### REQUIREMENTS
Work out how many lines of the data hold the string "stats", and reply with that number alone.

═══ RECORDS FOR THE TASK

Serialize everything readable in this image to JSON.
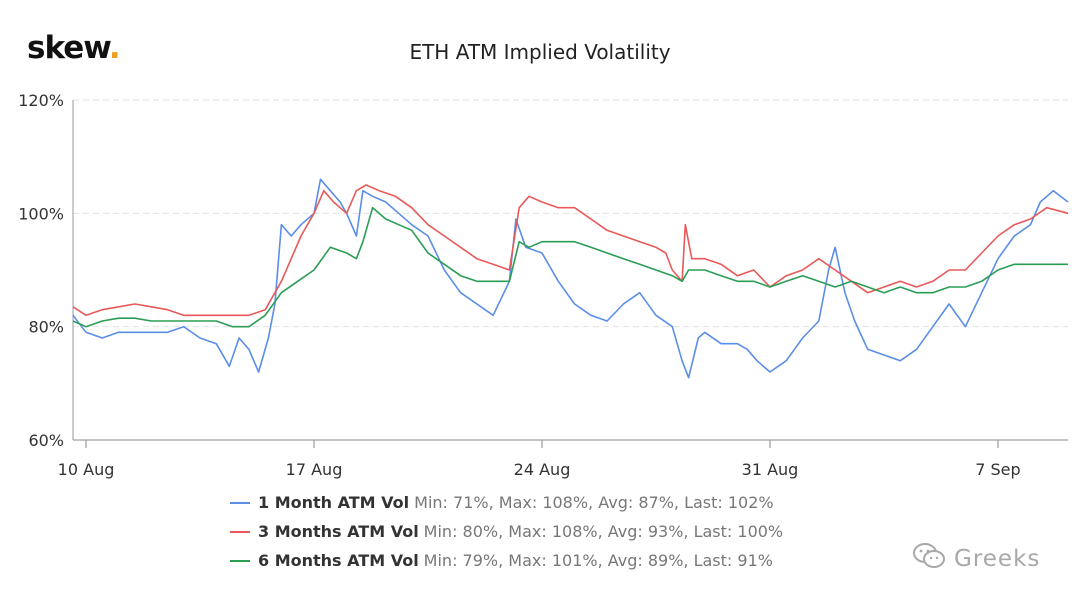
{
  "brand": {
    "logo_text": "skew",
    "logo_dot": ".",
    "accent_color": "#f0a020"
  },
  "watermark": {
    "text": "Greeks",
    "icon": "wechat-icon"
  },
  "chart_data": {
    "type": "line",
    "title": "ETH ATM Implied Volatility",
    "xlabel": "",
    "ylabel": "",
    "x_domain": [
      -0.4,
      30.15
    ],
    "x_ticks": [
      {
        "day": 0,
        "label": "10 Aug"
      },
      {
        "day": 7,
        "label": "17 Aug"
      },
      {
        "day": 14,
        "label": "24 Aug"
      },
      {
        "day": 21,
        "label": "31 Aug"
      },
      {
        "day": 28,
        "label": "7 Sep"
      }
    ],
    "ylim": [
      60,
      120
    ],
    "y_ticks": [
      60,
      80,
      100,
      120
    ],
    "y_tick_suffix": "%",
    "grid": true,
    "legend_position": "bottom",
    "series": [
      {
        "name": "1 Month ATM Vol",
        "color": "#5b8ee6",
        "stats": "Min: 71%, Max: 108%, Avg: 87%, Last: 102%",
        "points": [
          [
            -0.4,
            82
          ],
          [
            0,
            79
          ],
          [
            0.5,
            78
          ],
          [
            1,
            79
          ],
          [
            1.5,
            79
          ],
          [
            2,
            79
          ],
          [
            2.5,
            79
          ],
          [
            3,
            80
          ],
          [
            3.5,
            78
          ],
          [
            4,
            77
          ],
          [
            4.4,
            73
          ],
          [
            4.7,
            78
          ],
          [
            5,
            76
          ],
          [
            5.3,
            72
          ],
          [
            5.6,
            78
          ],
          [
            5.8,
            84
          ],
          [
            6,
            98
          ],
          [
            6.3,
            96
          ],
          [
            6.6,
            98
          ],
          [
            7,
            100
          ],
          [
            7.2,
            106
          ],
          [
            7.5,
            104
          ],
          [
            7.8,
            102
          ],
          [
            8,
            100
          ],
          [
            8.3,
            96
          ],
          [
            8.5,
            104
          ],
          [
            8.8,
            103
          ],
          [
            9.2,
            102
          ],
          [
            9.6,
            100
          ],
          [
            10,
            98
          ],
          [
            10.5,
            96
          ],
          [
            11,
            90
          ],
          [
            11.5,
            86
          ],
          [
            12,
            84
          ],
          [
            12.5,
            82
          ],
          [
            13,
            88
          ],
          [
            13.2,
            99
          ],
          [
            13.5,
            94
          ],
          [
            14,
            93
          ],
          [
            14.5,
            88
          ],
          [
            15,
            84
          ],
          [
            15.5,
            82
          ],
          [
            16,
            81
          ],
          [
            16.5,
            84
          ],
          [
            17,
            86
          ],
          [
            17.5,
            82
          ],
          [
            18,
            80
          ],
          [
            18.3,
            74
          ],
          [
            18.5,
            71
          ],
          [
            18.8,
            78
          ],
          [
            19,
            79
          ],
          [
            19.5,
            77
          ],
          [
            20,
            77
          ],
          [
            20.3,
            76
          ],
          [
            20.6,
            74
          ],
          [
            21,
            72
          ],
          [
            21.5,
            74
          ],
          [
            22,
            78
          ],
          [
            22.5,
            81
          ],
          [
            22.8,
            90
          ],
          [
            23,
            94
          ],
          [
            23.3,
            86
          ],
          [
            23.6,
            81
          ],
          [
            24,
            76
          ],
          [
            24.5,
            75
          ],
          [
            25,
            74
          ],
          [
            25.5,
            76
          ],
          [
            26,
            80
          ],
          [
            26.5,
            84
          ],
          [
            27,
            80
          ],
          [
            27.5,
            86
          ],
          [
            28,
            92
          ],
          [
            28.5,
            96
          ],
          [
            29,
            98
          ],
          [
            29.3,
            102
          ],
          [
            29.7,
            104
          ],
          [
            30.15,
            102
          ]
        ]
      },
      {
        "name": "3 Months ATM Vol",
        "color": "#e85a5a",
        "stats": "Min: 80%, Max: 108%, Avg: 93%, Last: 100%",
        "points": [
          [
            -0.4,
            83.5
          ],
          [
            0,
            82
          ],
          [
            0.5,
            83
          ],
          [
            1,
            83.5
          ],
          [
            1.5,
            84
          ],
          [
            2,
            83.5
          ],
          [
            2.5,
            83
          ],
          [
            3,
            82
          ],
          [
            3.5,
            82
          ],
          [
            4,
            82
          ],
          [
            4.5,
            82
          ],
          [
            5,
            82
          ],
          [
            5.5,
            83
          ],
          [
            6,
            88
          ],
          [
            6.3,
            92
          ],
          [
            6.6,
            96
          ],
          [
            7,
            100
          ],
          [
            7.3,
            104
          ],
          [
            7.6,
            102
          ],
          [
            8,
            100
          ],
          [
            8.3,
            104
          ],
          [
            8.6,
            105
          ],
          [
            9,
            104
          ],
          [
            9.5,
            103
          ],
          [
            10,
            101
          ],
          [
            10.5,
            98
          ],
          [
            11,
            96
          ],
          [
            11.5,
            94
          ],
          [
            12,
            92
          ],
          [
            12.5,
            91
          ],
          [
            13,
            90
          ],
          [
            13.3,
            101
          ],
          [
            13.6,
            103
          ],
          [
            14,
            102
          ],
          [
            14.5,
            101
          ],
          [
            15,
            101
          ],
          [
            15.5,
            99
          ],
          [
            16,
            97
          ],
          [
            16.5,
            96
          ],
          [
            17,
            95
          ],
          [
            17.5,
            94
          ],
          [
            17.8,
            93
          ],
          [
            18,
            90
          ],
          [
            18.3,
            88
          ],
          [
            18.4,
            98
          ],
          [
            18.6,
            92
          ],
          [
            19,
            92
          ],
          [
            19.5,
            91
          ],
          [
            20,
            89
          ],
          [
            20.5,
            90
          ],
          [
            21,
            87
          ],
          [
            21.5,
            89
          ],
          [
            22,
            90
          ],
          [
            22.5,
            92
          ],
          [
            23,
            90
          ],
          [
            23.5,
            88
          ],
          [
            24,
            86
          ],
          [
            24.5,
            87
          ],
          [
            25,
            88
          ],
          [
            25.5,
            87
          ],
          [
            26,
            88
          ],
          [
            26.5,
            90
          ],
          [
            27,
            90
          ],
          [
            27.5,
            93
          ],
          [
            28,
            96
          ],
          [
            28.5,
            98
          ],
          [
            29,
            99
          ],
          [
            29.5,
            101
          ],
          [
            30.15,
            100
          ]
        ]
      },
      {
        "name": "6 Months ATM Vol",
        "color": "#2a9d55",
        "stats": "Min: 79%, Max: 101%, Avg: 89%, Last: 91%",
        "points": [
          [
            -0.4,
            81
          ],
          [
            0,
            80
          ],
          [
            0.5,
            81
          ],
          [
            1,
            81.5
          ],
          [
            1.5,
            81.5
          ],
          [
            2,
            81
          ],
          [
            2.5,
            81
          ],
          [
            3,
            81
          ],
          [
            3.5,
            81
          ],
          [
            4,
            81
          ],
          [
            4.5,
            80
          ],
          [
            5,
            80
          ],
          [
            5.5,
            82
          ],
          [
            6,
            86
          ],
          [
            6.5,
            88
          ],
          [
            7,
            90
          ],
          [
            7.5,
            94
          ],
          [
            8,
            93
          ],
          [
            8.3,
            92
          ],
          [
            8.5,
            95
          ],
          [
            8.8,
            101
          ],
          [
            9.2,
            99
          ],
          [
            9.6,
            98
          ],
          [
            10,
            97
          ],
          [
            10.5,
            93
          ],
          [
            11,
            91
          ],
          [
            11.5,
            89
          ],
          [
            12,
            88
          ],
          [
            12.5,
            88
          ],
          [
            13,
            88
          ],
          [
            13.3,
            95
          ],
          [
            13.6,
            94
          ],
          [
            14,
            95
          ],
          [
            14.5,
            95
          ],
          [
            15,
            95
          ],
          [
            15.5,
            94
          ],
          [
            16,
            93
          ],
          [
            16.5,
            92
          ],
          [
            17,
            91
          ],
          [
            17.5,
            90
          ],
          [
            18,
            89
          ],
          [
            18.3,
            88
          ],
          [
            18.5,
            90
          ],
          [
            19,
            90
          ],
          [
            19.5,
            89
          ],
          [
            20,
            88
          ],
          [
            20.5,
            88
          ],
          [
            21,
            87
          ],
          [
            21.5,
            88
          ],
          [
            22,
            89
          ],
          [
            22.5,
            88
          ],
          [
            23,
            87
          ],
          [
            23.5,
            88
          ],
          [
            24,
            87
          ],
          [
            24.5,
            86
          ],
          [
            25,
            87
          ],
          [
            25.5,
            86
          ],
          [
            26,
            86
          ],
          [
            26.5,
            87
          ],
          [
            27,
            87
          ],
          [
            27.5,
            88
          ],
          [
            28,
            90
          ],
          [
            28.5,
            91
          ],
          [
            29,
            91
          ],
          [
            29.5,
            91
          ],
          [
            30.15,
            91
          ]
        ]
      }
    ]
  }
}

══════

### TASK SOLUTION
3